-- Start Recorded data --

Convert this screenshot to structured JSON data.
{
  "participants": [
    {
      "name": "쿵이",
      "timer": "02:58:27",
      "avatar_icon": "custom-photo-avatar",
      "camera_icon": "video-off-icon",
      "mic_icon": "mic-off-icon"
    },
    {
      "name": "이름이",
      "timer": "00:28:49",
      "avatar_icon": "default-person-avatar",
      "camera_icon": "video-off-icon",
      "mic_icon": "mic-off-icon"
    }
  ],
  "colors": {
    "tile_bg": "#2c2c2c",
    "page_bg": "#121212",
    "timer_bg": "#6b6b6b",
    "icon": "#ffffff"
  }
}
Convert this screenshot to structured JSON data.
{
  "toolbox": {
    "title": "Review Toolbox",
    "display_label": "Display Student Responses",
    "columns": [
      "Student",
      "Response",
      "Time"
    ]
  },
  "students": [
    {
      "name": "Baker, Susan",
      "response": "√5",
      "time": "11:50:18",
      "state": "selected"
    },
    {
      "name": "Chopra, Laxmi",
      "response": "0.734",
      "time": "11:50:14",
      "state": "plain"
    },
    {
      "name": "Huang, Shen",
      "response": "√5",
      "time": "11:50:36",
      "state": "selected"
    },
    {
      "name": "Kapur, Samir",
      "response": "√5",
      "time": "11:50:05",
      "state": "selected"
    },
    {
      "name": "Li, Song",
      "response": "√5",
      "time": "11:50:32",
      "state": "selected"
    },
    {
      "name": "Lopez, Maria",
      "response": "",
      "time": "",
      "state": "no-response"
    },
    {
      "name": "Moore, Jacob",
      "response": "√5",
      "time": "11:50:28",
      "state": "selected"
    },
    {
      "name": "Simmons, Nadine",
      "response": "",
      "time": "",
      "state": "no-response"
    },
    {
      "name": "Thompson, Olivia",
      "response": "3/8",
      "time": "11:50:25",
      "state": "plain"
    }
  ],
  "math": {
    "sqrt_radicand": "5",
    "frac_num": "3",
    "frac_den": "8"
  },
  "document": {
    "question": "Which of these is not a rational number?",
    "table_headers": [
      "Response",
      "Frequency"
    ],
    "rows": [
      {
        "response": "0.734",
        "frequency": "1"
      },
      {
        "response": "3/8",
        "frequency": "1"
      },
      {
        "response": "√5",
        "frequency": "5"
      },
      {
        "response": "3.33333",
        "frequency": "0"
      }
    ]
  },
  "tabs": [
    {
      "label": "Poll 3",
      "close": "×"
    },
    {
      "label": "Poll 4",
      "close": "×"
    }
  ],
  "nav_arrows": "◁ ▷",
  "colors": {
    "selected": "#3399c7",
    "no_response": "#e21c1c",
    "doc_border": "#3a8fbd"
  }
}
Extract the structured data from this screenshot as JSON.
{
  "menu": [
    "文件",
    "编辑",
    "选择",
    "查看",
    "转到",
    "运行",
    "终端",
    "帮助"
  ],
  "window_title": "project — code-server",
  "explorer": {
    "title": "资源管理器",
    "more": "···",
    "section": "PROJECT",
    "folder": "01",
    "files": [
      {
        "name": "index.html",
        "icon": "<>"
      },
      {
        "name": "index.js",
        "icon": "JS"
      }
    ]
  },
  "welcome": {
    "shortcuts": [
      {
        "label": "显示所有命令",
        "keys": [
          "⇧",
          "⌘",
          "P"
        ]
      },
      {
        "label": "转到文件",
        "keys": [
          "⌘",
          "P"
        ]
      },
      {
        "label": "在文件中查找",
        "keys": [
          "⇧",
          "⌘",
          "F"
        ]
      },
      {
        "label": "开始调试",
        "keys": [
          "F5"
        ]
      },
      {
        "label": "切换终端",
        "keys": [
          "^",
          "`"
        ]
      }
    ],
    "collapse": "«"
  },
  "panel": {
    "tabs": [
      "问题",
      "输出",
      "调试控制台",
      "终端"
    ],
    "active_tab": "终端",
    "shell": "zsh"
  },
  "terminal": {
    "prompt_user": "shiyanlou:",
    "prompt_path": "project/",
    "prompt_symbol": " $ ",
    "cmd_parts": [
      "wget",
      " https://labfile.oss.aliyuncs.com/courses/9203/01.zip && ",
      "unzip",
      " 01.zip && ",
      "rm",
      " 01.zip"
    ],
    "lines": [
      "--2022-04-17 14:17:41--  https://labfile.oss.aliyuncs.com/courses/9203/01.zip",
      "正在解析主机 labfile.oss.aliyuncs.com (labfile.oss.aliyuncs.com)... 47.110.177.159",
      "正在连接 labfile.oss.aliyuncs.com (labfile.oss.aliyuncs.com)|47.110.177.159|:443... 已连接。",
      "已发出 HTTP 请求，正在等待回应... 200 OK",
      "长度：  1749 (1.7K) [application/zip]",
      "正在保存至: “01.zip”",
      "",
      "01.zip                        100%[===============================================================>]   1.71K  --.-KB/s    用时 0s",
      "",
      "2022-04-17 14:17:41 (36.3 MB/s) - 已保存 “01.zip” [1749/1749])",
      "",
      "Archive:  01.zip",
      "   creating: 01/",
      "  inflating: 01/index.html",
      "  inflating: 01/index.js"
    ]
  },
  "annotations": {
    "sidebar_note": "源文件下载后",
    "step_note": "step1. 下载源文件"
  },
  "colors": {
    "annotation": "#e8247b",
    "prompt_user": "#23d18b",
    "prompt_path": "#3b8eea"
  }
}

-- End Recorded data --

» **Task description**
Work through the records above line by line and count those that hold the string "inflating". Give only the result.

» **Solution to this problem**
2